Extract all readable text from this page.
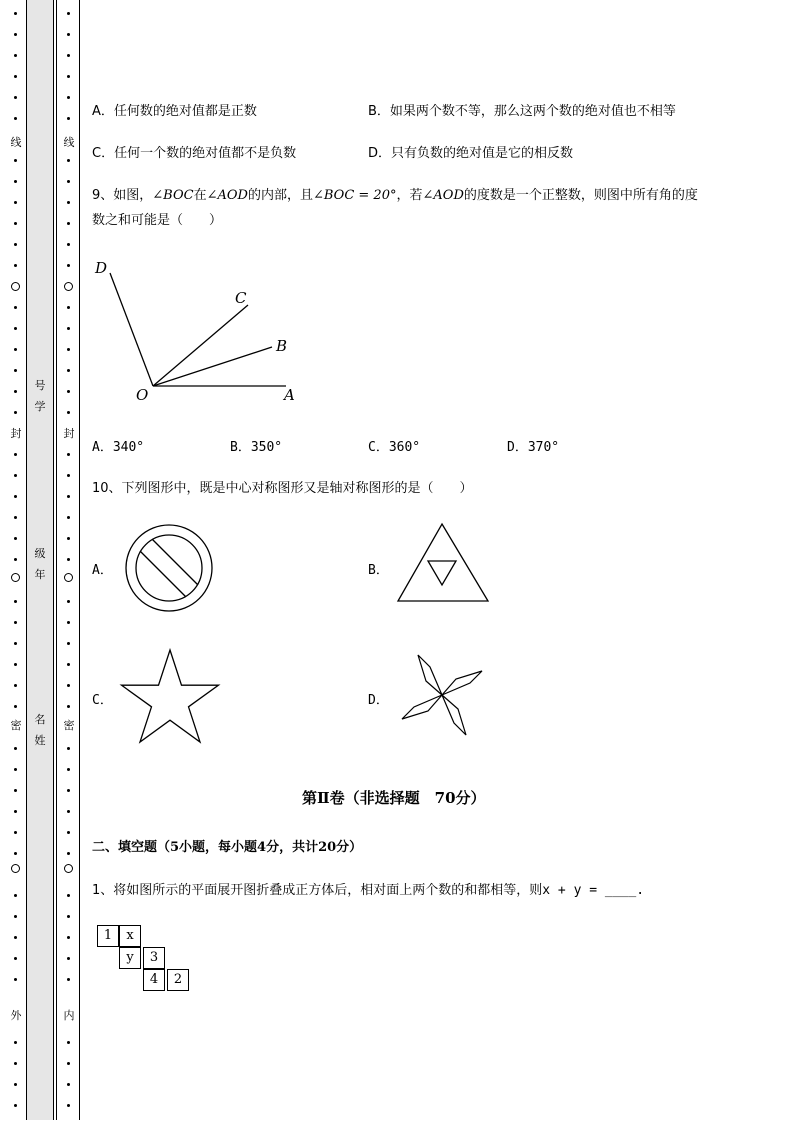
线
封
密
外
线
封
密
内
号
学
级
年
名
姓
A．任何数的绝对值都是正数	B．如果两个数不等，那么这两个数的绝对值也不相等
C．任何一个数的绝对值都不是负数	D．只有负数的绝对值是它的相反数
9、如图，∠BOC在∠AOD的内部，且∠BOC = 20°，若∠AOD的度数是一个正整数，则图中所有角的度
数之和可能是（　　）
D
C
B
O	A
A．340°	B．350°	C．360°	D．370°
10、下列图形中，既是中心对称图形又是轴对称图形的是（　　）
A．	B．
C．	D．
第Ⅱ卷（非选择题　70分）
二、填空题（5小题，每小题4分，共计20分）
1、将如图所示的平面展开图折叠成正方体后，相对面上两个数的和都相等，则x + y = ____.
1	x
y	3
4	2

## WORK TO DO
Each entry above is to be written out again unchanged, apart from the pictures, which are left out.

## FULL RESPONSE
Extract all readable text from this page.
线
封
密
外
线
封
密
内
号
学
级
年
名
姓
A．任何数的绝对值都是正数	B．如果两个数不等，那么这两个数的绝对值也不相等
C．任何一个数的绝对值都不是负数	D．只有负数的绝对值是它的相反数
9、如图，∠BOC在∠AOD的内部，且∠BOC = 20°，若∠AOD的度数是一个正整数，则图中所有角的度
数之和可能是（　　）
D
C
B
O	A
A．340°	B．350°	C．360°	D．370°
10、下列图形中，既是中心对称图形又是轴对称图形的是（　　）
A．	B．
C．	D．
第Ⅱ卷（非选择题　70分）
二、填空题（5小题，每小题4分，共计20分）
1、将如图所示的平面展开图折叠成正方体后，相对面上两个数的和都相等，则x + y = ____.
1	x
y	3
4	2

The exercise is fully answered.